**BRIEF**: Copy the commentary below on Huber's take on MMT and government debt word for word, changing nothing.

**PASSAGE TO READ**:
◇ ◇ ◇ ◇

Well “government IOUs” are not held for the most part by commercial banks. At least according to this source, US banks hold only 2% of US debt, while the proportion in the UK is 11%.
And the next paragraph is:
“This would hardly be worth mentioning if MMT did not link to such open market operations a rather central idea, which is that by issuing government debentures, a government issues its own sovereign money. MMT holds that even the present money and banking system represents a sovereign-currency system, and that government debt should not be seen as debt, at least not in the same way as private debt – which is all the more puzzling as MMT insists on all money being debt.”
“by issuing government debentures, a government issues its own sovereign money..”. What? When government “issues debentures” it actually WITHDRAWS money from the private sector. Normally it then spends that money back into the private sector, in which case there is no net issuance or withdrawal of “sovereign money”.
Huber needs to clarify what he is saying there.
“MMT insists on all money being debt”??? I’ve never come across an MMTer saying anything like that. Clued up MMTers are well aware that commercial bank created money nets to nothing: that is for each dollar of money, there is a dollar of debt. In contrast, for each dollar of CENTRAL BANK created money, there is no private sector debt. That is, as MMTers have pointed out hundreds of times, base money is what MMTers refer to as a form of “private sector net financial asset”.
This section strikes me as a muddle. Thought if Huber really has got something significant to say, he needs to clarify.
4. Do we have a sovereign-currency system or a banking regime?

◇ ◇ ◇ ◇

**DATASET EXCERPT**:

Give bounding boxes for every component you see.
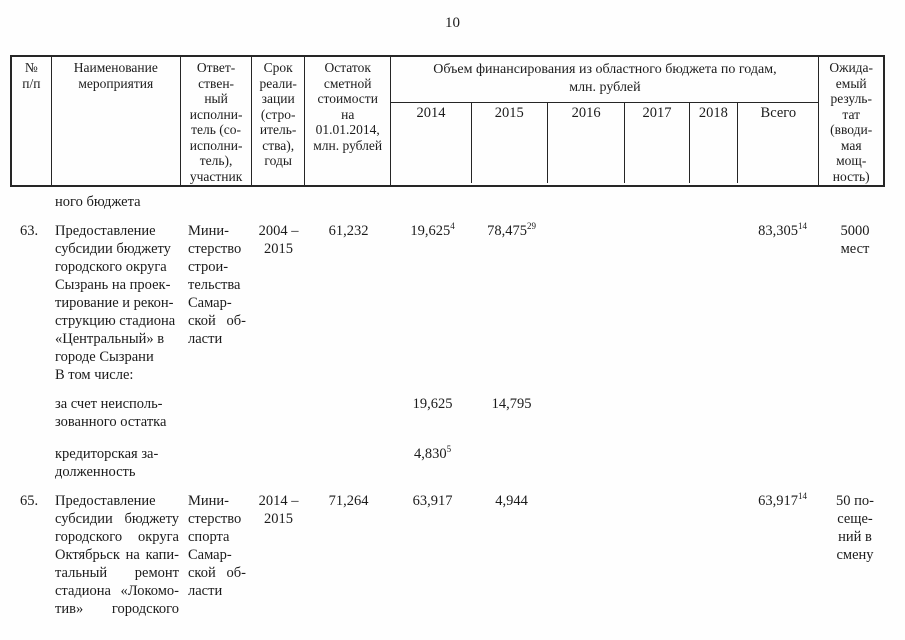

◇ ◇ ◇ ◇

**IN RESPONSE**:
Well “government IOUs” are not held for the most part by commercial banks. At least according to this source, US banks hold only 2% of US debt, while the proportion in the UK is 11%.
And the next paragraph is:
“This would hardly be worth mentioning if MMT did not link to such open market operations a rather central idea, which is that by issuing government debentures, a government issues its own sovereign money. MMT holds that even the present money and banking system represents a sovereign-currency system, and that government debt should not be seen as debt, at least not in the same way as private debt – which is all the more puzzling as MMT insists on all money being debt.”
“by issuing government debentures, a government issues its own sovereign money..”. What? When government “issues debentures” it actually WITHDRAWS money from the private sector. Normally it then spends that money back into the private sector, in which case there is no net issuance or withdrawal of “sovereign money”.
Huber needs to clarify what he is saying there.
“MMT insists on all money being debt”??? I’ve never come across an MMTer saying anything like that. Clued up MMTers are well aware that commercial bank created money nets to nothing: that is for each dollar of money, there is a dollar of debt. In contrast, for each dollar of CENTRAL BANK created money, there is no private sector debt. That is, as MMTers have pointed out hundreds of times, base money is what MMTers refer to as a form of “private sector net financial asset”.
This section strikes me as a muddle. Thought if Huber really has got something significant to say, he needs to clarify.
4. Do we have a sovereign-currency system or a banking regime?